◆ Aim
Only the pictures are left out: repeat the rest of the entries exactly.

----------------

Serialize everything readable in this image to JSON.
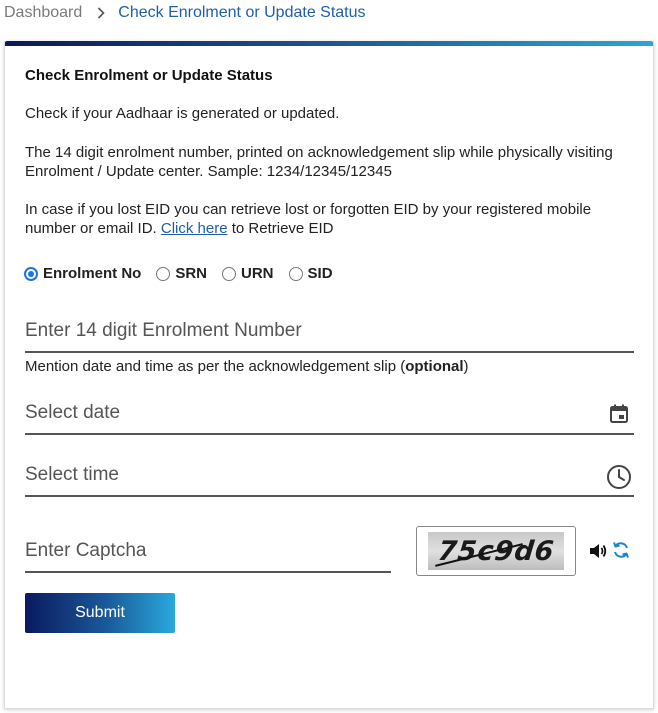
{
  "breadcrumb": {
    "home": "Dashboard",
    "current": "Check Enrolment or Update Status"
  },
  "card": {
    "title": "Check Enrolment or Update Status",
    "intro": "Check if your Aadhaar is generated or updated.",
    "enrolment_info": "The 14 digit enrolment number, printed on acknowledgement slip while physically visiting Enrolment / Update center. Sample: 1234/12345/12345",
    "lost_eid_prefix": "In case if you lost EID you can retrieve lost or forgotten EID by your registered mobile number or email ID. ",
    "lost_eid_link": "Click here",
    "lost_eid_suffix": " to Retrieve EID"
  },
  "id_type": {
    "options": [
      "Enrolment No",
      "SRN",
      "URN",
      "SID"
    ],
    "selected": "Enrolment No"
  },
  "form": {
    "enrolment_placeholder": "Enter 14 digit Enrolment Number",
    "hint_prefix": "Mention date and time as per the acknowledgement slip (",
    "hint_bold": "optional",
    "hint_suffix": ")",
    "date_placeholder": "Select date",
    "time_placeholder": "Select time",
    "captcha_placeholder": "Enter Captcha",
    "captcha_text": "75c9d6",
    "submit_label": "Submit"
  },
  "colors": {
    "link": "#1f5fa6",
    "radio_accent": "#1a73e8",
    "button_gradient_start": "#0a1a5e",
    "button_gradient_end": "#2aa9dc"
  },
  "icons": {
    "breadcrumb_separator": "chevron-right-icon",
    "date": "calendar-icon",
    "time": "clock-icon",
    "captcha_audio": "speaker-icon",
    "captcha_refresh": "refresh-icon"
  }
}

----------------

◆ Correct result
Serialize everything readable in this image to JSON.
{
  "breadcrumb": {
    "home": "Dashboard",
    "current": "Check Enrolment or Update Status"
  },
  "card": {
    "title": "Check Enrolment or Update Status",
    "intro": "Check if your Aadhaar is generated or updated.",
    "enrolment_info": "The 14 digit enrolment number, printed on acknowledgement slip while physically visiting Enrolment / Update center. Sample: 1234/12345/12345",
    "lost_eid_prefix": "In case if you lost EID you can retrieve lost or forgotten EID by your registered mobile number or email ID. ",
    "lost_eid_link": "Click here",
    "lost_eid_suffix": " to Retrieve EID"
  },
  "id_type": {
    "options": [
      "Enrolment No",
      "SRN",
      "URN",
      "SID"
    ],
    "selected": "Enrolment No"
  },
  "form": {
    "enrolment_placeholder": "Enter 14 digit Enrolment Number",
    "hint_prefix": "Mention date and time as per the acknowledgement slip (",
    "hint_bold": "optional",
    "hint_suffix": ")",
    "date_placeholder": "Select date",
    "time_placeholder": "Select time",
    "captcha_placeholder": "Enter Captcha",
    "captcha_text": "75c9d6",
    "submit_label": "Submit"
  },
  "colors": {
    "link": "#1f5fa6",
    "radio_accent": "#1a73e8",
    "button_gradient_start": "#0a1a5e",
    "button_gradient_end": "#2aa9dc"
  },
  "icons": {
    "breadcrumb_separator": "chevron-right-icon",
    "date": "calendar-icon",
    "time": "clock-icon",
    "captcha_audio": "speaker-icon",
    "captcha_refresh": "refresh-icon"
  }
}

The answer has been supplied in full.